## AIM OF THE EXERCISE
Copy each line where the word "Lingote" occurs.

Begin RECORDS FOR PROCESSING

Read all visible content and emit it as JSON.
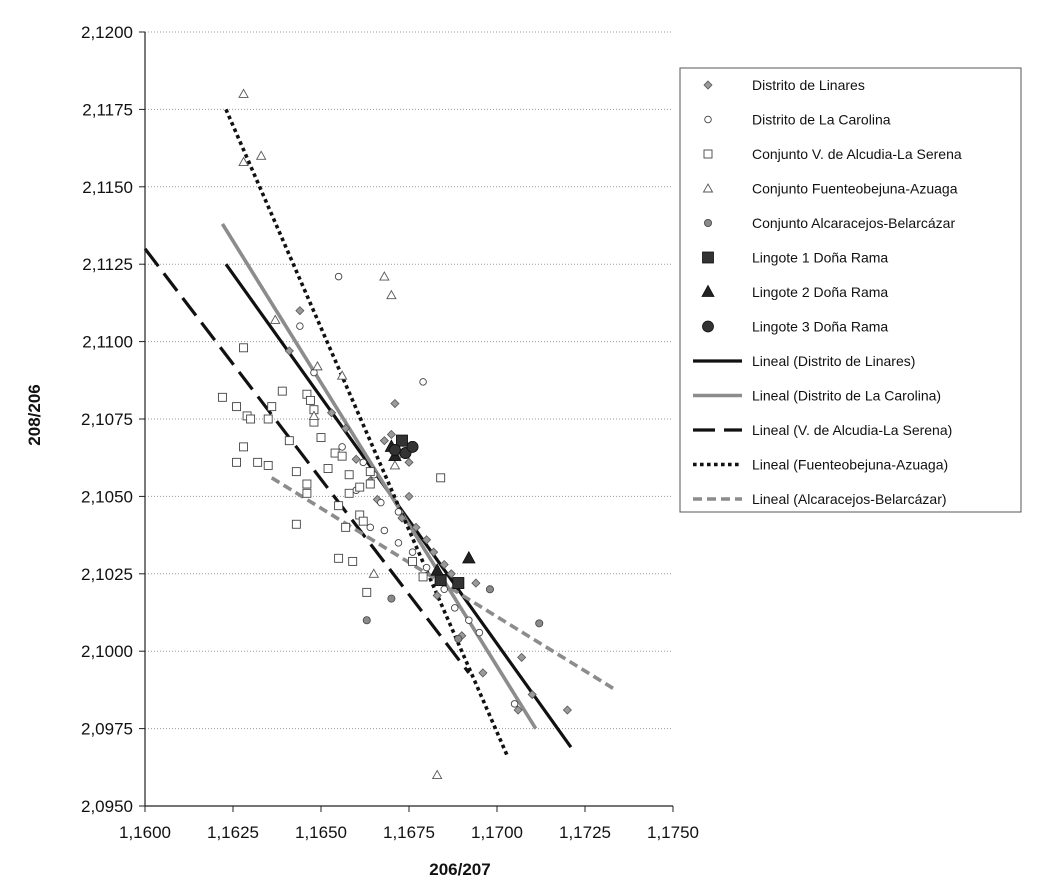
{
  "chart_data": {
    "type": "scatter",
    "title": "",
    "xlabel": "206/207",
    "ylabel": "208/206",
    "xlim": [
      1.16,
      1.175
    ],
    "ylim": [
      2.095,
      2.12
    ],
    "x_ticks": [
      1.16,
      1.1625,
      1.165,
      1.1675,
      1.17,
      1.1725,
      1.175
    ],
    "y_ticks": [
      2.095,
      2.0975,
      2.1,
      2.1025,
      2.105,
      2.1075,
      2.11,
      2.1125,
      2.115,
      2.1175,
      2.12
    ],
    "x_tick_labels": [
      "1,1600",
      "1,1625",
      "1,1650",
      "1,1675",
      "1,1700",
      "1,1725",
      "1,1750"
    ],
    "y_tick_labels": [
      "2,0950",
      "2,0975",
      "2,1000",
      "2,1025",
      "2,1050",
      "2,1075",
      "2,1100",
      "2,1125",
      "2,1150",
      "2,1175",
      "2,1200"
    ],
    "grid": "horizontal",
    "legend_position": "right",
    "series": [
      {
        "name": "Distrito de Linares",
        "marker": "diamond",
        "points": [
          [
            1.1641,
            2.1097
          ],
          [
            1.1644,
            2.111
          ],
          [
            1.1653,
            2.1077
          ],
          [
            1.1657,
            2.1072
          ],
          [
            1.166,
            2.1062
          ],
          [
            1.1664,
            2.1055
          ],
          [
            1.1668,
            2.1068
          ],
          [
            1.1671,
            2.108
          ],
          [
            1.167,
            2.107
          ],
          [
            1.1672,
            2.1063
          ],
          [
            1.1675,
            2.1061
          ],
          [
            1.1675,
            2.105
          ],
          [
            1.1673,
            2.1043
          ],
          [
            1.1677,
            2.104
          ],
          [
            1.168,
            2.1036
          ],
          [
            1.1682,
            2.1032
          ],
          [
            1.1685,
            2.1028
          ],
          [
            1.1687,
            2.1025
          ],
          [
            1.1683,
            2.1018
          ],
          [
            1.169,
            2.1005
          ],
          [
            1.1694,
            2.1022
          ],
          [
            1.1696,
            2.0993
          ],
          [
            1.1707,
            2.0998
          ],
          [
            1.171,
            2.0986
          ],
          [
            1.172,
            2.0981
          ],
          [
            1.1706,
            2.0981
          ],
          [
            1.1666,
            2.1049
          ]
        ]
      },
      {
        "name": "Distrito de La Carolina",
        "marker": "circle-open",
        "points": [
          [
            1.1644,
            2.1105
          ],
          [
            1.1655,
            2.1121
          ],
          [
            1.1648,
            2.109
          ],
          [
            1.1656,
            2.1066
          ],
          [
            1.1662,
            2.1061
          ],
          [
            1.1665,
            2.1057
          ],
          [
            1.166,
            2.1052
          ],
          [
            1.1667,
            2.1048
          ],
          [
            1.1672,
            2.1045
          ],
          [
            1.1664,
            2.104
          ],
          [
            1.1668,
            2.1039
          ],
          [
            1.1672,
            2.1035
          ],
          [
            1.1676,
            2.1032
          ],
          [
            1.1679,
            2.1087
          ],
          [
            1.168,
            2.1027
          ],
          [
            1.1685,
            2.102
          ],
          [
            1.1688,
            2.1014
          ],
          [
            1.1692,
            2.101
          ],
          [
            1.1695,
            2.1006
          ],
          [
            1.1705,
            2.0983
          ]
        ]
      },
      {
        "name": "Conjunto V. de Alcudia-La Serena",
        "marker": "square-open",
        "points": [
          [
            1.1622,
            2.1082
          ],
          [
            1.1626,
            2.1079
          ],
          [
            1.1628,
            2.1098
          ],
          [
            1.1629,
            2.1076
          ],
          [
            1.163,
            2.1075
          ],
          [
            1.1628,
            2.1066
          ],
          [
            1.1626,
            2.1061
          ],
          [
            1.1632,
            2.1061
          ],
          [
            1.1635,
            2.106
          ],
          [
            1.1636,
            2.1079
          ],
          [
            1.1635,
            2.1075
          ],
          [
            1.1639,
            2.1084
          ],
          [
            1.1641,
            2.1068
          ],
          [
            1.1643,
            2.1058
          ],
          [
            1.1643,
            2.1041
          ],
          [
            1.1646,
            2.1083
          ],
          [
            1.1647,
            2.1081
          ],
          [
            1.1648,
            2.1078
          ],
          [
            1.1648,
            2.1074
          ],
          [
            1.165,
            2.1069
          ],
          [
            1.1646,
            2.1054
          ],
          [
            1.1646,
            2.1051
          ],
          [
            1.1652,
            2.1059
          ],
          [
            1.1654,
            2.1064
          ],
          [
            1.1655,
            2.1047
          ],
          [
            1.1655,
            2.103
          ],
          [
            1.1656,
            2.1063
          ],
          [
            1.1658,
            2.1057
          ],
          [
            1.1658,
            2.1051
          ],
          [
            1.1657,
            2.104
          ],
          [
            1.1659,
            2.1029
          ],
          [
            1.1661,
            2.1053
          ],
          [
            1.1661,
            2.1044
          ],
          [
            1.1662,
            2.1042
          ],
          [
            1.1663,
            2.1019
          ],
          [
            1.1664,
            2.1058
          ],
          [
            1.1664,
            2.1054
          ],
          [
            1.1676,
            2.1029
          ],
          [
            1.1679,
            2.1024
          ],
          [
            1.1684,
            2.1056
          ]
        ]
      },
      {
        "name": "Conjunto Fuenteobejuna-Azuaga",
        "marker": "triangle-open",
        "points": [
          [
            1.1628,
            2.118
          ],
          [
            1.1628,
            2.1158
          ],
          [
            1.1633,
            2.116
          ],
          [
            1.1637,
            2.1107
          ],
          [
            1.1649,
            2.1092
          ],
          [
            1.1656,
            2.1089
          ],
          [
            1.1648,
            2.1076
          ],
          [
            1.1668,
            2.1121
          ],
          [
            1.167,
            2.1115
          ],
          [
            1.1671,
            2.106
          ],
          [
            1.1665,
            2.1025
          ],
          [
            1.1683,
            2.096
          ]
        ]
      },
      {
        "name": "Conjunto Alcaracejos-Belarcázar",
        "marker": "circle-gray",
        "points": [
          [
            1.1663,
            2.101
          ],
          [
            1.167,
            2.1017
          ],
          [
            1.1689,
            2.1004
          ],
          [
            1.1698,
            2.102
          ],
          [
            1.1712,
            2.1009
          ]
        ]
      },
      {
        "name": "Lingote 1 Doña Rama",
        "marker": "square-filled",
        "points": [
          [
            1.1673,
            2.1068
          ],
          [
            1.1684,
            2.1023
          ],
          [
            1.1689,
            2.1022
          ]
        ]
      },
      {
        "name": "Lingote 2 Doña Rama",
        "marker": "triangle-filled",
        "points": [
          [
            1.167,
            2.1066
          ],
          [
            1.1671,
            2.1063
          ],
          [
            1.1683,
            2.1026
          ],
          [
            1.1692,
            2.103
          ]
        ]
      },
      {
        "name": "Lingote 3 Doña Rama",
        "marker": "circle-filled",
        "points": [
          [
            1.1671,
            2.1065
          ],
          [
            1.1674,
            2.1064
          ],
          [
            1.1676,
            2.1066
          ]
        ]
      }
    ],
    "trendlines": [
      {
        "name": "Lineal (Distrito de Linares)",
        "style": "solid-black",
        "from": [
          1.1623,
          2.1125
        ],
        "to": [
          1.1721,
          2.0969
        ]
      },
      {
        "name": "Lineal (Distrito de La Carolina)",
        "style": "solid-gray",
        "from": [
          1.1622,
          2.1138
        ],
        "to": [
          1.1711,
          2.0975
        ]
      },
      {
        "name": "Lineal (V. de Alcudia-La Serena)",
        "style": "long-dash-black",
        "from": [
          1.16,
          2.113
        ],
        "to": [
          1.1692,
          2.0993
        ]
      },
      {
        "name": "Lineal (Fuenteobejuna-Azuaga)",
        "style": "dotted-black",
        "from": [
          1.1623,
          2.1175
        ],
        "to": [
          1.1703,
          2.0966
        ]
      },
      {
        "name": "Lineal (Alcaracejos-Belarcázar)",
        "style": "dash-gray",
        "from": [
          1.1636,
          2.1056
        ],
        "to": [
          1.1733,
          2.0988
        ]
      }
    ]
  }
}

End RECORDS FOR PROCESSING

## ANSWER TO THE EXERCISE
        "name": "Lingote 1 Doña Rama",
        "name": "Lingote 2 Doña Rama",
        "name": "Lingote 3 Doña Rama",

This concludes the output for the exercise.